REQUIRED TASK: Return all of the data exactly as written, without the pictures.

RECORDS TO PROCESS:
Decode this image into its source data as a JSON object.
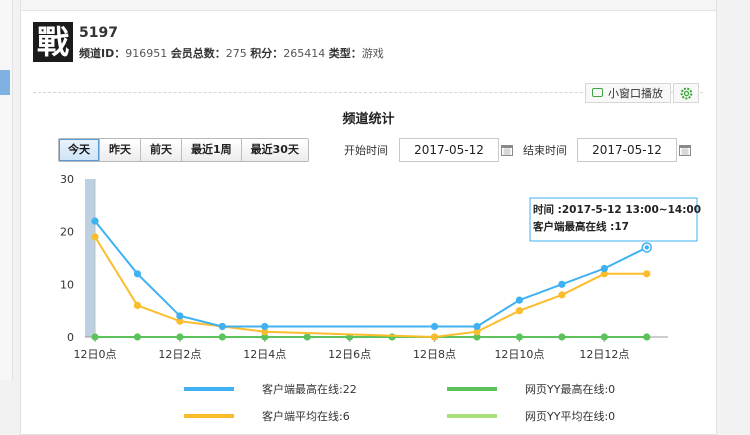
{
  "channel": {
    "logo_char": "戰",
    "name": "5197",
    "id_label": "频道ID：",
    "id_value": "916951",
    "members_label": "会员总数：",
    "members_value": "275",
    "points_label": "积分：",
    "points_value": "265414",
    "type_label": "类型：",
    "type_value": "游戏"
  },
  "toolbar": {
    "mini_player_label": "小窗口播放",
    "mini_player_icon": "tv-icon",
    "settings_icon": "gear-icon",
    "accent": "#3fa63f"
  },
  "stats": {
    "title": "频道统计",
    "ranges": [
      "今天",
      "昨天",
      "前天",
      "最近1周",
      "最近30天"
    ],
    "active_range": "今天",
    "start_label": "开始时间",
    "start_value": "2017-05-12",
    "end_label": "结束时间",
    "end_value": "2017-05-12",
    "calendar_icon": "calendar-icon"
  },
  "chart_data": {
    "type": "line",
    "ylim": [
      0,
      30
    ],
    "yticks": [
      0,
      10,
      20,
      30
    ],
    "xlim": [
      0,
      13.5
    ],
    "xticks": [
      {
        "x": 0,
        "label": "12日0点"
      },
      {
        "x": 2,
        "label": "12日2点"
      },
      {
        "x": 4,
        "label": "12日4点"
      },
      {
        "x": 6,
        "label": "12日6点"
      },
      {
        "x": 8,
        "label": "12日8点"
      },
      {
        "x": 10,
        "label": "12日10点"
      },
      {
        "x": 12,
        "label": "12日12点"
      }
    ],
    "grid": false,
    "series": [
      {
        "name": "客户端最高在线",
        "color": "#3fb1f2",
        "points": [
          [
            0,
            22
          ],
          [
            1,
            12
          ],
          [
            2,
            4
          ],
          [
            3,
            2
          ],
          [
            4,
            2
          ],
          [
            8,
            2
          ],
          [
            9,
            2
          ],
          [
            10,
            7
          ],
          [
            11,
            10
          ],
          [
            12,
            13
          ],
          [
            13,
            17
          ]
        ]
      },
      {
        "name": "客户端平均在线",
        "color": "#fbbd2c",
        "points": [
          [
            0,
            19
          ],
          [
            1,
            6
          ],
          [
            2,
            3
          ],
          [
            3,
            2
          ],
          [
            4,
            1
          ],
          [
            8,
            0
          ],
          [
            9,
            1
          ],
          [
            10,
            5
          ],
          [
            11,
            8
          ],
          [
            12,
            12
          ],
          [
            13,
            12
          ]
        ]
      },
      {
        "name": "网页YY最高在线",
        "color": "#5cc35c",
        "points": [
          [
            0,
            0
          ],
          [
            1,
            0
          ],
          [
            2,
            0
          ],
          [
            3,
            0
          ],
          [
            4,
            0
          ],
          [
            5,
            0
          ],
          [
            6,
            0
          ],
          [
            7,
            0
          ],
          [
            8,
            0
          ],
          [
            9,
            0
          ],
          [
            10,
            0
          ],
          [
            11,
            0
          ],
          [
            12,
            0
          ],
          [
            13,
            0
          ]
        ]
      },
      {
        "name": "网页YY平均在线",
        "color": "#a8e07c",
        "points": [
          [
            0,
            0
          ],
          [
            13,
            0
          ]
        ]
      }
    ],
    "highlight_band_x": 0,
    "tooltip": {
      "line1": "时间 :2017-5-12 13:00~14:00",
      "line2": "客户端最高在线 :17",
      "point": [
        13,
        17
      ]
    },
    "legend": [
      {
        "label": "客户端最高在线:22",
        "color": "#3fb1f2"
      },
      {
        "label": "网页YY最高在线:0",
        "color": "#5cc35c"
      },
      {
        "label": "客户端平均在线:6",
        "color": "#fbbd2c"
      },
      {
        "label": "网页YY平均在线:0",
        "color": "#a8e07c"
      }
    ]
  }
}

ANSWER:
Decode this image into its source data as a JSON object.
{
  "channel": {
    "logo_char": "戰",
    "name": "5197",
    "id_label": "频道ID：",
    "id_value": "916951",
    "members_label": "会员总数：",
    "members_value": "275",
    "points_label": "积分：",
    "points_value": "265414",
    "type_label": "类型：",
    "type_value": "游戏"
  },
  "toolbar": {
    "mini_player_label": "小窗口播放",
    "mini_player_icon": "tv-icon",
    "settings_icon": "gear-icon",
    "accent": "#3fa63f"
  },
  "stats": {
    "title": "频道统计",
    "ranges": [
      "今天",
      "昨天",
      "前天",
      "最近1周",
      "最近30天"
    ],
    "active_range": "今天",
    "start_label": "开始时间",
    "start_value": "2017-05-12",
    "end_label": "结束时间",
    "end_value": "2017-05-12",
    "calendar_icon": "calendar-icon"
  },
  "chart_data": {
    "type": "line",
    "ylim": [
      0,
      30
    ],
    "yticks": [
      0,
      10,
      20,
      30
    ],
    "xlim": [
      0,
      13.5
    ],
    "xticks": [
      {
        "x": 0,
        "label": "12日0点"
      },
      {
        "x": 2,
        "label": "12日2点"
      },
      {
        "x": 4,
        "label": "12日4点"
      },
      {
        "x": 6,
        "label": "12日6点"
      },
      {
        "x": 8,
        "label": "12日8点"
      },
      {
        "x": 10,
        "label": "12日10点"
      },
      {
        "x": 12,
        "label": "12日12点"
      }
    ],
    "grid": false,
    "series": [
      {
        "name": "客户端最高在线",
        "color": "#3fb1f2",
        "points": [
          [
            0,
            22
          ],
          [
            1,
            12
          ],
          [
            2,
            4
          ],
          [
            3,
            2
          ],
          [
            4,
            2
          ],
          [
            8,
            2
          ],
          [
            9,
            2
          ],
          [
            10,
            7
          ],
          [
            11,
            10
          ],
          [
            12,
            13
          ],
          [
            13,
            17
          ]
        ]
      },
      {
        "name": "客户端平均在线",
        "color": "#fbbd2c",
        "points": [
          [
            0,
            19
          ],
          [
            1,
            6
          ],
          [
            2,
            3
          ],
          [
            3,
            2
          ],
          [
            4,
            1
          ],
          [
            8,
            0
          ],
          [
            9,
            1
          ],
          [
            10,
            5
          ],
          [
            11,
            8
          ],
          [
            12,
            12
          ],
          [
            13,
            12
          ]
        ]
      },
      {
        "name": "网页YY最高在线",
        "color": "#5cc35c",
        "points": [
          [
            0,
            0
          ],
          [
            1,
            0
          ],
          [
            2,
            0
          ],
          [
            3,
            0
          ],
          [
            4,
            0
          ],
          [
            5,
            0
          ],
          [
            6,
            0
          ],
          [
            7,
            0
          ],
          [
            8,
            0
          ],
          [
            9,
            0
          ],
          [
            10,
            0
          ],
          [
            11,
            0
          ],
          [
            12,
            0
          ],
          [
            13,
            0
          ]
        ]
      },
      {
        "name": "网页YY平均在线",
        "color": "#a8e07c",
        "points": [
          [
            0,
            0
          ],
          [
            13,
            0
          ]
        ]
      }
    ],
    "highlight_band_x": 0,
    "tooltip": {
      "line1": "时间 :2017-5-12 13:00~14:00",
      "line2": "客户端最高在线 :17",
      "point": [
        13,
        17
      ]
    },
    "legend": [
      {
        "label": "客户端最高在线:22",
        "color": "#3fb1f2"
      },
      {
        "label": "网页YY最高在线:0",
        "color": "#5cc35c"
      },
      {
        "label": "客户端平均在线:6",
        "color": "#fbbd2c"
      },
      {
        "label": "网页YY平均在线:0",
        "color": "#a8e07c"
      }
    ]
  }
}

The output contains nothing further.